§ **WHAT THE TASK ASKS**:
Wherever the string "religiosa" appears, copy the whole line.

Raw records
···
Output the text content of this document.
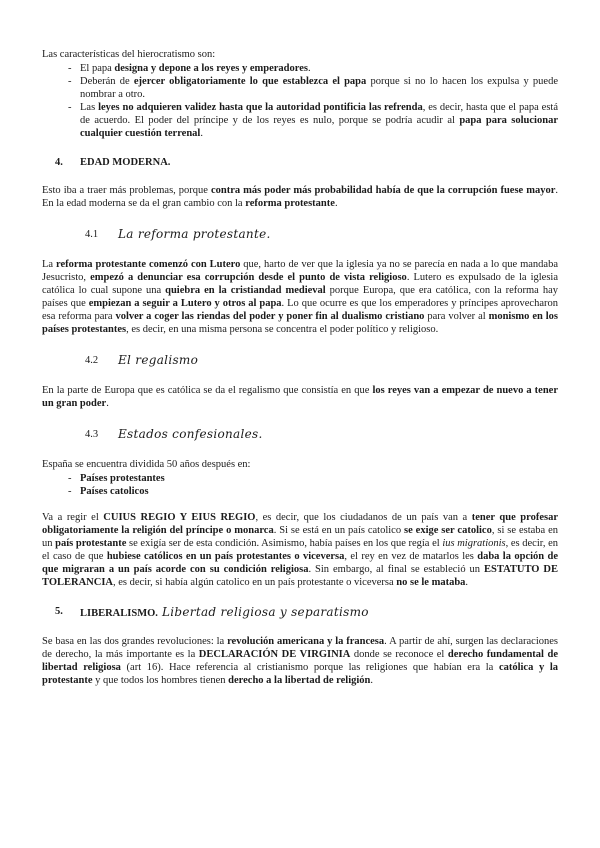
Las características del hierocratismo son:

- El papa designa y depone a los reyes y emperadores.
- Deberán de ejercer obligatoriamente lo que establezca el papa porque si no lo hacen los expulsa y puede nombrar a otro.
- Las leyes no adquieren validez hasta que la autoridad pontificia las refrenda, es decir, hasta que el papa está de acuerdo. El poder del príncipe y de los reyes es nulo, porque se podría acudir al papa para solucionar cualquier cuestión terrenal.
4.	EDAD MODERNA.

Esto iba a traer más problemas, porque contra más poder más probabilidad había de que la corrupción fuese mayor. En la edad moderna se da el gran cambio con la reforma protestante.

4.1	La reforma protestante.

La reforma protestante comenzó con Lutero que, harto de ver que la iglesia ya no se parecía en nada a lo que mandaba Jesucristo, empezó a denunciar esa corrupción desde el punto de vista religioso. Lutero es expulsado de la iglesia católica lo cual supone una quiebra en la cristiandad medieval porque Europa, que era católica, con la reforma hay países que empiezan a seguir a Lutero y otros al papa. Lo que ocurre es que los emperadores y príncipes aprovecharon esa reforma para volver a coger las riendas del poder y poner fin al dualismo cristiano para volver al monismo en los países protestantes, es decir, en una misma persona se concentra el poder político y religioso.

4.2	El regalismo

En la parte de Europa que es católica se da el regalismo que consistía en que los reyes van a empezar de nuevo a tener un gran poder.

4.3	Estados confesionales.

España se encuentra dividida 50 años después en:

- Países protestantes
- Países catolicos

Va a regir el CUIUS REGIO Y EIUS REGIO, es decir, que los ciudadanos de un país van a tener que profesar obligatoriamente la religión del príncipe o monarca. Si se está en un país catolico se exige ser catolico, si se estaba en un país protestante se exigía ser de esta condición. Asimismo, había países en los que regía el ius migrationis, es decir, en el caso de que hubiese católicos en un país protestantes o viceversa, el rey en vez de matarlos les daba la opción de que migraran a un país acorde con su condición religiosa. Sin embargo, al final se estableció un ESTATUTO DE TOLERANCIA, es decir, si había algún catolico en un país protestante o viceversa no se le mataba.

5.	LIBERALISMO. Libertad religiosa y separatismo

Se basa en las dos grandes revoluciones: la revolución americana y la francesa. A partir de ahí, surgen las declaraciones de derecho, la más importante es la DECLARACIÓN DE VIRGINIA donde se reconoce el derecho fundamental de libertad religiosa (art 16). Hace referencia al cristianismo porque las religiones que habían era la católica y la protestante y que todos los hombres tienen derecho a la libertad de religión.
···
§ **WRITTEN ANSWER**:
Va a regir el CUIUS REGIO Y EIUS REGIO, es decir, que los ciudadanos de un país van a tener que profesar obligatoriamente la religión del príncipe o monarca. Si se está en un país catolico se exige ser catolico, si se estaba en un país protestante se exigía ser de esta condición. Asimismo, había países en los que regía el ius migrationis, es decir, en el caso de que hubiese católicos en un país protestantes o viceversa, el rey en vez de matarlos les daba la opción de que migraran a un país acorde con su condición religiosa. Sin embargo, al final se estableció un ESTATUTO DE TOLERANCIA, es decir, si había algún catolico en un país protestante o viceversa no se le mataba.
5.	LIBERALISMO. Libertad religiosa y separatismo
Se basa en las dos grandes revoluciones: la revolución americana y la francesa. A partir de ahí, surgen las declaraciones de derecho, la más importante es la DECLARACIÓN DE VIRGINIA donde se reconoce el derecho fundamental de libertad religiosa (art 16). Hace referencia al cristianismo porque las religiones que habían era la católica y la protestante y que todos los hombres tienen derecho a la libertad de religión.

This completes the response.